WHAT NEEDS TO BE DONE.
Output each line exactly as it appears, skipping any embedded picture.

[Dataset excerpts]
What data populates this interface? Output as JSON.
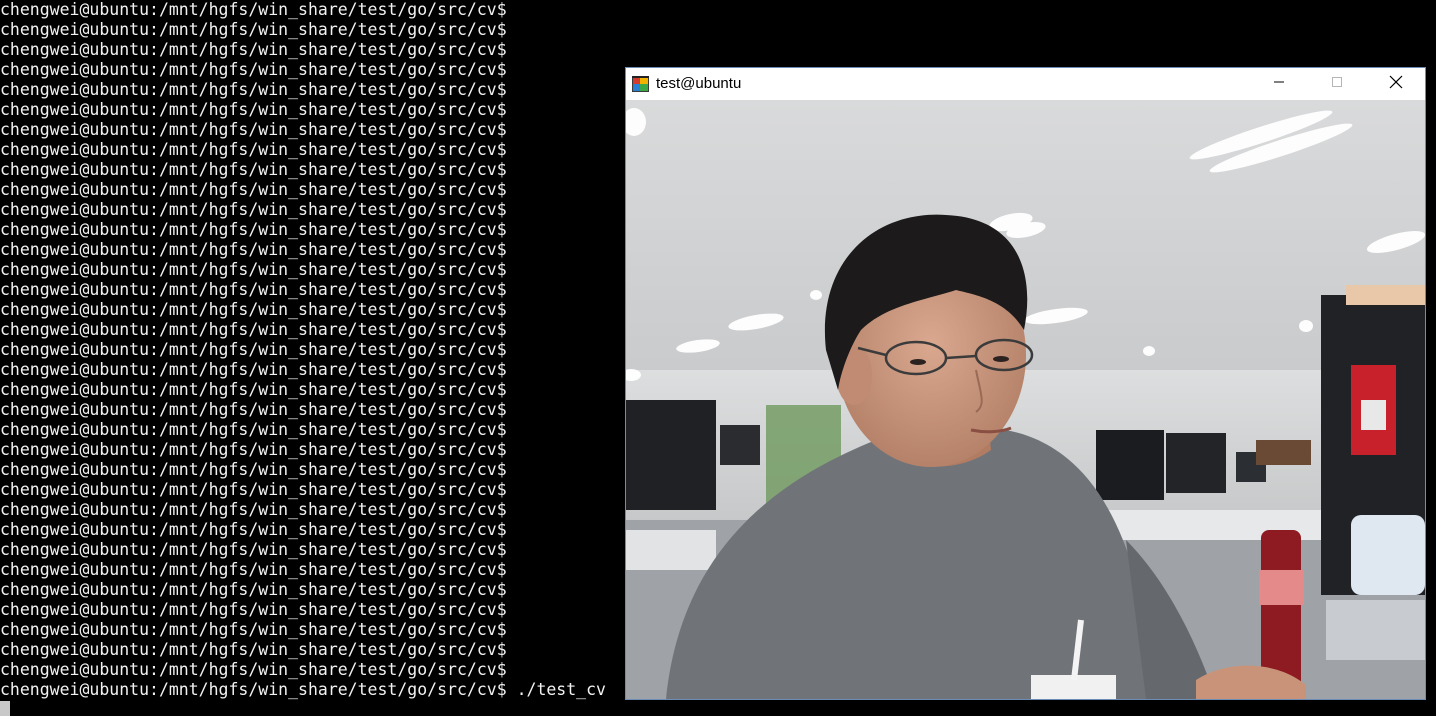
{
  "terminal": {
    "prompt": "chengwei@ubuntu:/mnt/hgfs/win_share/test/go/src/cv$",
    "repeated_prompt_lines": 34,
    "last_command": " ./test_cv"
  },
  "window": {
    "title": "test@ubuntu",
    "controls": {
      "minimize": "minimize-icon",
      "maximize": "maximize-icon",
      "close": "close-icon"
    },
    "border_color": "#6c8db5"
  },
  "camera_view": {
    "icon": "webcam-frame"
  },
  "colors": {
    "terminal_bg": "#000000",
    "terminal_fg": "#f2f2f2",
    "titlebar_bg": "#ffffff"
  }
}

RIGHT ANSWER.
What data populates this interface? Output as JSON.
{
  "terminal": {
    "prompt": "chengwei@ubuntu:/mnt/hgfs/win_share/test/go/src/cv$",
    "repeated_prompt_lines": 34,
    "last_command": " ./test_cv"
  },
  "window": {
    "title": "test@ubuntu",
    "controls": {
      "minimize": "minimize-icon",
      "maximize": "maximize-icon",
      "close": "close-icon"
    },
    "border_color": "#6c8db5"
  },
  "camera_view": {
    "icon": "webcam-frame"
  },
  "colors": {
    "terminal_bg": "#000000",
    "terminal_fg": "#f2f2f2",
    "titlebar_bg": "#ffffff"
  }
}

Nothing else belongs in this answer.